# Trecho do texto:
________

Incialmente tem-se que no campo da prescrição das ações contra a Fazenda Pública ou desta contra terceiros, obedeceu-se uma sistematização inicial: a primeira seria quinquenal, excluída a relativa a direitos reais; a segunda haveria de obedecer às regras do Código Civil (Hely Lopes Meirelles, “Direito Administrativo Brasileiro”, págs. 687 e seguintes).
Já foi decidido que “sem embargo do disposto no art. 1º do Decreto nº 20.910/32, que expressamente prevê que a prescrição quinquenal tem aplicação em qualquer tipo de direito ou ação em face da Fazenda Pública, é assente na doutrina e na jurisprudência o entendimento de que, em se tratando de ações que envolvam direitos reais, o prazo prescricional é o comum, ou seja, o do Código Civil. Precedente: REsp. nº 623.511/RJ, Rel. Min. LUIZ FUX, DJ de 06/06/05.” (REsp 770.014/MT e AgRg no Ag 1230668/RJ, Rel. Min. Benedito Gonçalves, 1ª Turma, j. 11.05.2010, DJ 24.05.2010).

________

# Registros exibidos:
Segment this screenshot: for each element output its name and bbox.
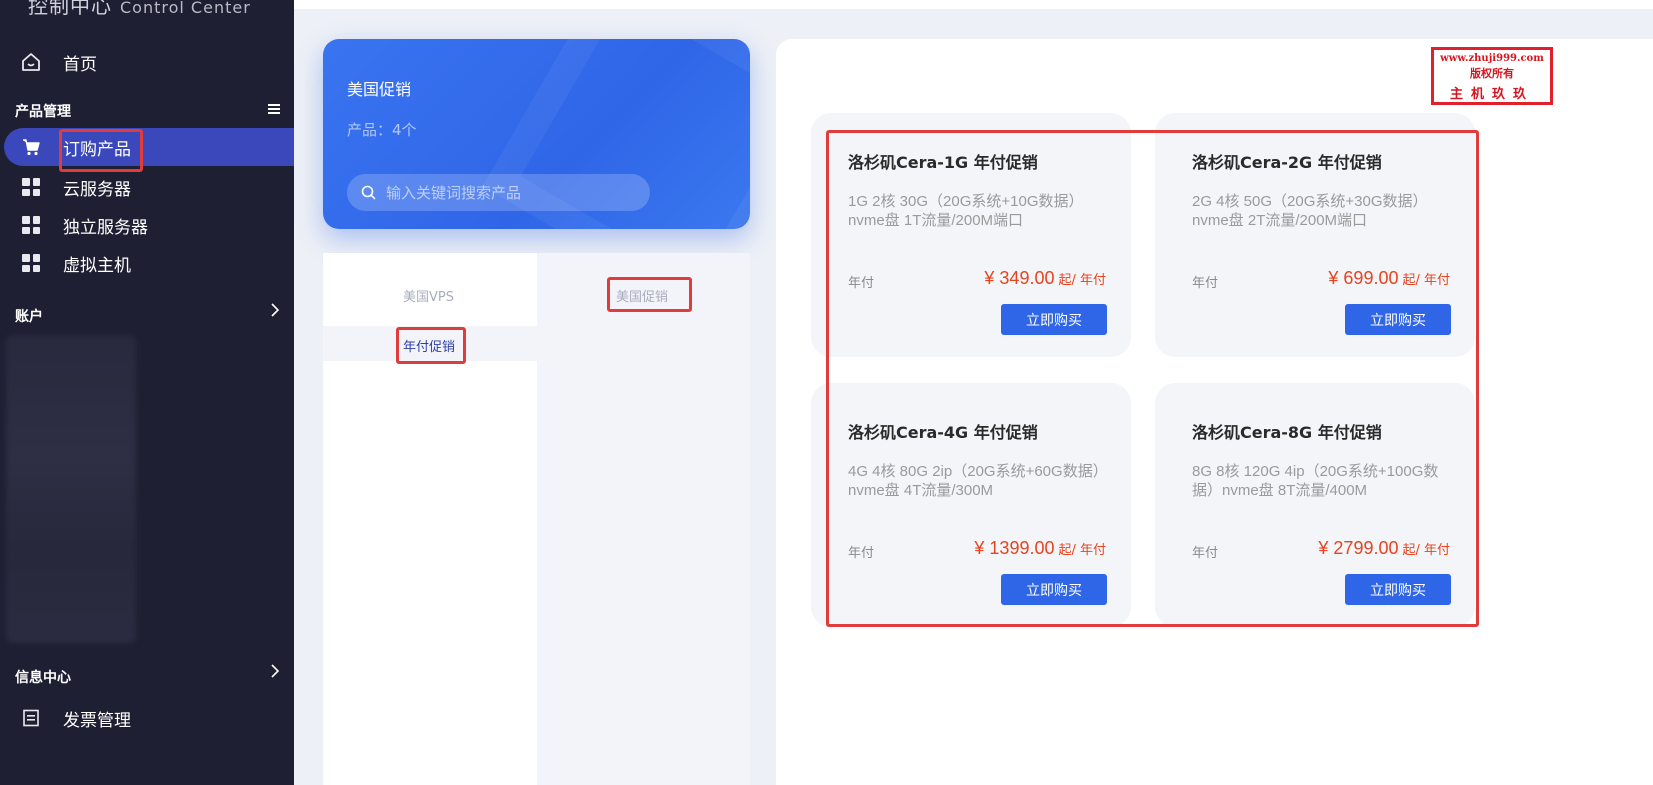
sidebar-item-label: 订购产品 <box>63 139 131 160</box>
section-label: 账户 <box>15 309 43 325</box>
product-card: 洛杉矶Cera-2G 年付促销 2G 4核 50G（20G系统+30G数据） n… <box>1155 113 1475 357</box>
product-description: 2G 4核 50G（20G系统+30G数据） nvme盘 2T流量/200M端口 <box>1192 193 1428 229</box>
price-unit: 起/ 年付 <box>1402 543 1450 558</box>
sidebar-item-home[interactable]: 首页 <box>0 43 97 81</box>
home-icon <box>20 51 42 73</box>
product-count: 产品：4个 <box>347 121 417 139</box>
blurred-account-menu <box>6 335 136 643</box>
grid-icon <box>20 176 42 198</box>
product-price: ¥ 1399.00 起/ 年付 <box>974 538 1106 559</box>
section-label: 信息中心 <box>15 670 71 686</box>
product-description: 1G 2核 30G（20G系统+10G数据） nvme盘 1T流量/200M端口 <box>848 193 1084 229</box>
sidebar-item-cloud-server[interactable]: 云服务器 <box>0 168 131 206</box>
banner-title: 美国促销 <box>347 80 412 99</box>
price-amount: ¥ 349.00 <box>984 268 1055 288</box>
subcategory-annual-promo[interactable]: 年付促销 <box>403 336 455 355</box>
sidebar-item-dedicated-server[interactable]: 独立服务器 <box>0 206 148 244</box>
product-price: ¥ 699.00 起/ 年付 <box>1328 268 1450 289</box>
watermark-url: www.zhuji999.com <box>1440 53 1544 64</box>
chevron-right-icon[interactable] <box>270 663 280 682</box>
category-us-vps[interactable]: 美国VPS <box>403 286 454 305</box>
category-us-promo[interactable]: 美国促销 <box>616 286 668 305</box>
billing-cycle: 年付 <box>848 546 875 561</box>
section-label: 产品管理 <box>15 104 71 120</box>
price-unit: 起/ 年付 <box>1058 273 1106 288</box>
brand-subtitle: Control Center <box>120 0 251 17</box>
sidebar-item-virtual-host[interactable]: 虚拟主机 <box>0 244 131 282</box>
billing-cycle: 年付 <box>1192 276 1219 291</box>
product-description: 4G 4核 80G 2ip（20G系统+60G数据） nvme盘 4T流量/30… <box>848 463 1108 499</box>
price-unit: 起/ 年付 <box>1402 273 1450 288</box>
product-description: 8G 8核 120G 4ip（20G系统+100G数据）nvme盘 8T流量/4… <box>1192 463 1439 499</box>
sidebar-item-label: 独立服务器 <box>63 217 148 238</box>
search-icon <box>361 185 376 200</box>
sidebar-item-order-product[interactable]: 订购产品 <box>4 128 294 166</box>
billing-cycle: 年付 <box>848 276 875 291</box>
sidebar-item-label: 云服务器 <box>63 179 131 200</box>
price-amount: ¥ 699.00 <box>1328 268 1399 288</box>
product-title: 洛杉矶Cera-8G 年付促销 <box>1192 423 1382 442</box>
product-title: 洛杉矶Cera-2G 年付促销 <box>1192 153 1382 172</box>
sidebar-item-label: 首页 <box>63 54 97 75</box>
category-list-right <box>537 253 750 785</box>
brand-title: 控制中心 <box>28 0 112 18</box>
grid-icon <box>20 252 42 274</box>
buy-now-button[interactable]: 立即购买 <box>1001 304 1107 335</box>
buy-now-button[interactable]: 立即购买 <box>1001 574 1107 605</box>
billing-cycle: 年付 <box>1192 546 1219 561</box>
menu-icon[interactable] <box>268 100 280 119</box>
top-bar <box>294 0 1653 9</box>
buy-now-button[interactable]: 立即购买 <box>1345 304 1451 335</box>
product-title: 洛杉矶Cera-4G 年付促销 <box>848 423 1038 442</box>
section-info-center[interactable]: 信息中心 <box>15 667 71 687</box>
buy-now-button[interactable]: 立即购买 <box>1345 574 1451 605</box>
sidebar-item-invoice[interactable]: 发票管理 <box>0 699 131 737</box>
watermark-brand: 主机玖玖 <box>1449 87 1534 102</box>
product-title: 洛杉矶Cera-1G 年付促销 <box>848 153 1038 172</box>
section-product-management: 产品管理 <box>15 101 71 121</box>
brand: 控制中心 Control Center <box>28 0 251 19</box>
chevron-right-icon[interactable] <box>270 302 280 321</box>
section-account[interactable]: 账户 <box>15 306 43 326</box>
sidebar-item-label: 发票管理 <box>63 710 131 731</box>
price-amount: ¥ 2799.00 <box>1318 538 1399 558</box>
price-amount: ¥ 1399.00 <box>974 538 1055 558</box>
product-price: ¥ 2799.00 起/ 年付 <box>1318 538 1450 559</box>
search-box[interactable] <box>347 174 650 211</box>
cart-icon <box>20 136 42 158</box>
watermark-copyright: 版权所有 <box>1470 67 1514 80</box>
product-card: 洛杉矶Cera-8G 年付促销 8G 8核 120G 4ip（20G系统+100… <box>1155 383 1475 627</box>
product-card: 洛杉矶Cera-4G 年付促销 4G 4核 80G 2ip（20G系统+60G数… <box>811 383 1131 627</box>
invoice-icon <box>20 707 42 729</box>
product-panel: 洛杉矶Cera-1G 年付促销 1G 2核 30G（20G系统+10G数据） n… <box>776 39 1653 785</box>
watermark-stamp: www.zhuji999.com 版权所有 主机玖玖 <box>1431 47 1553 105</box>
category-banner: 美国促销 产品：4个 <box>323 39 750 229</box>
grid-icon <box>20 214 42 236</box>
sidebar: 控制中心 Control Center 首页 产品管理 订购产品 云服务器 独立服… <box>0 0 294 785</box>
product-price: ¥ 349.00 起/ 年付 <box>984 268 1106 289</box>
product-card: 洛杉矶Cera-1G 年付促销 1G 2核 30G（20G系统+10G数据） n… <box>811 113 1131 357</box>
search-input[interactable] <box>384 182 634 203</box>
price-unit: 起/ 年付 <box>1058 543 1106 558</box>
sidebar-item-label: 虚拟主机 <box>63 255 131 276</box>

________

# O que fazer:
**a.** Liste todos os números de recursos judiciais citados no trecho sobre prescrição contra a Fazenda Pública.
**b.** Reescreva o trecho sobre prescrição contra a Fazenda Pública começando em "Já foi decidido" e seguindo até "11.05.2010, DJ 24.05.2010).", trocando "jurisprudência" por "prática dos tribunais".
**c.** Segundo o trecho sobre prescrição contra a Fazenda Pública, qual é o prazo prescricional nas ações que envolvem direitos reais?
O material exibido é independente do trecho.

# Soluções:
**a.** REsp nº 623.511/RJ; REsp 770.014/MT; AgRg no Ag 1230668/RJ

**b.**
Já foi decidido que “sem embargo do disposto no art. 1º do Decreto nº 20.910/32, que expressamente prevê que a prescrição quinquenal tem aplicação em qualquer tipo de direito ou ação em face da Fazenda Pública, é assente na doutrina e na prática dos tribunais o entendimento de que, em se tratando de ações que envolvam direitos reais, o prazo prescricional é o comum, ou seja, o do Código Civil. Precedente: REsp. nº 623.511/RJ, Rel. Min. LUIZ FUX, DJ de 06/06/05.” (REsp 770.014/MT e AgRg no Ag 1230668/RJ, Rel. Min. Benedito Gonçalves, 1ª Turma, j. 11.05.2010, DJ 24.05.2010).

**c.** O prazo comum, ou seja, o do Código Civil.